- Written problem: Scan the listing below and copy every line holding "JSON".
# start of Task input
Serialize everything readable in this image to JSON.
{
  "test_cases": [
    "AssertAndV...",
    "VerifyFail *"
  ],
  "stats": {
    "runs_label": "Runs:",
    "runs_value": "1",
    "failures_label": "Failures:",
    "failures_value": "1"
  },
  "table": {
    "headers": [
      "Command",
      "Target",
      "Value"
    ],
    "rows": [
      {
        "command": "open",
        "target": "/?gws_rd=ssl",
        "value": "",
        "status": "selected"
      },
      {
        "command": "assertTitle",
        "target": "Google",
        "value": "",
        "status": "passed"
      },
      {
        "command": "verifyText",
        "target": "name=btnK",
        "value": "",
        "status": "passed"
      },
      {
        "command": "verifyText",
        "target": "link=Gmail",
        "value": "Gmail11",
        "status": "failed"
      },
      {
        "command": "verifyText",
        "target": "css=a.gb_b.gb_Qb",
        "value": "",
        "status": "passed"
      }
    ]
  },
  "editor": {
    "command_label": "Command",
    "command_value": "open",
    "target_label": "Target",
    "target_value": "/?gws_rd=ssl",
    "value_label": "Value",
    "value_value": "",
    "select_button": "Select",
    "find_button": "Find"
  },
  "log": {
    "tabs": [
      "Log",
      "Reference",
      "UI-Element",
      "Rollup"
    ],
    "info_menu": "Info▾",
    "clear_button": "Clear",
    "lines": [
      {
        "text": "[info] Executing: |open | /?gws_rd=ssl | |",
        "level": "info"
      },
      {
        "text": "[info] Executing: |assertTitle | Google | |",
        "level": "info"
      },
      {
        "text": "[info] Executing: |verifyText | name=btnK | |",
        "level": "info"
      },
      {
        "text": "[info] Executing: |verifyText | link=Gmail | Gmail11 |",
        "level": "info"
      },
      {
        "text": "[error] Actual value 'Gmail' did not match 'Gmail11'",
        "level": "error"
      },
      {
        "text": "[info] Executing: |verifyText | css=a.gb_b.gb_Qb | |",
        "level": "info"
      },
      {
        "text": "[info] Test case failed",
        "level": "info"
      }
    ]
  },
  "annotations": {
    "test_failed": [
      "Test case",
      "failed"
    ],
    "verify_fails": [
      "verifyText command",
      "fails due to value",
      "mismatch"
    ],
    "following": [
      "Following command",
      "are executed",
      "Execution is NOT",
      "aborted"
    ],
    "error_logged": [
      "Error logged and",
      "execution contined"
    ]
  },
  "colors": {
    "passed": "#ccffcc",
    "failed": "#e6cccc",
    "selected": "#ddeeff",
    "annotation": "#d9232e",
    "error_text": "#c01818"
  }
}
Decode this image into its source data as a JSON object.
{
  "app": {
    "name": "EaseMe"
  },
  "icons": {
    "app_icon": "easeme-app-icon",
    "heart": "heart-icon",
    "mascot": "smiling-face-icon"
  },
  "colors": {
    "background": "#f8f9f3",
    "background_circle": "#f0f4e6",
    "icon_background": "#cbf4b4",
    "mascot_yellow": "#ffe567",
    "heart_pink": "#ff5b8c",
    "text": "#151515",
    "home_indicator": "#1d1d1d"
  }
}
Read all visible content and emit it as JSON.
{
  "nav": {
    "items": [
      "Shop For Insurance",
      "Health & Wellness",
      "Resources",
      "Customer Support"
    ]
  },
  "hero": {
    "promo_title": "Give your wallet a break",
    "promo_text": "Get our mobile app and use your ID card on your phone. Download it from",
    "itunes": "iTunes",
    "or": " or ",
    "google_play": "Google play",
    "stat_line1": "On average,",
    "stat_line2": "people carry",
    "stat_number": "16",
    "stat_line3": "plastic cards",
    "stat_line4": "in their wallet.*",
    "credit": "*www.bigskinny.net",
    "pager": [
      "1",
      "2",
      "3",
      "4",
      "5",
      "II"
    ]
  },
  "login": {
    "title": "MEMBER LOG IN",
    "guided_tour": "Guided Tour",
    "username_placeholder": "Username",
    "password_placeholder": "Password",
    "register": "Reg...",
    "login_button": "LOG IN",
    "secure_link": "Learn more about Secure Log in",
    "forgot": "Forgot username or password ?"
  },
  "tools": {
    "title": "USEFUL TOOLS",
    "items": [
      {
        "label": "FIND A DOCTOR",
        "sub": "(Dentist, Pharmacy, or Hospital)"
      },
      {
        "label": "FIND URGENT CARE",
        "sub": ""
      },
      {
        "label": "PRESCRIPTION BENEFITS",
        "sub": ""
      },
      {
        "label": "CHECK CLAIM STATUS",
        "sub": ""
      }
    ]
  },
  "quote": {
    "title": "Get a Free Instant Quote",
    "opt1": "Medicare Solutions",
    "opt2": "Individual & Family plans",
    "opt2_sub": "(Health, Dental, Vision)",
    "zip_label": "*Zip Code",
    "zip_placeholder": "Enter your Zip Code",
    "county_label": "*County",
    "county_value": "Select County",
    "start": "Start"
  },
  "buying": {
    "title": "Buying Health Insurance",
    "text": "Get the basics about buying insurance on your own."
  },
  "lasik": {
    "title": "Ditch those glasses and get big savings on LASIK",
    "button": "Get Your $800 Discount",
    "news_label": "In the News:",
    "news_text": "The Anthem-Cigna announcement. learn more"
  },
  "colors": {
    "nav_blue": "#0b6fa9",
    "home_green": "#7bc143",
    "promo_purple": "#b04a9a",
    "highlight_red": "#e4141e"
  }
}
# end of Task input
- Solution:
Serialize everything readable in this image to JSON.
Decode this image into its source data as a JSON object.
Read all visible content and emit it as JSON.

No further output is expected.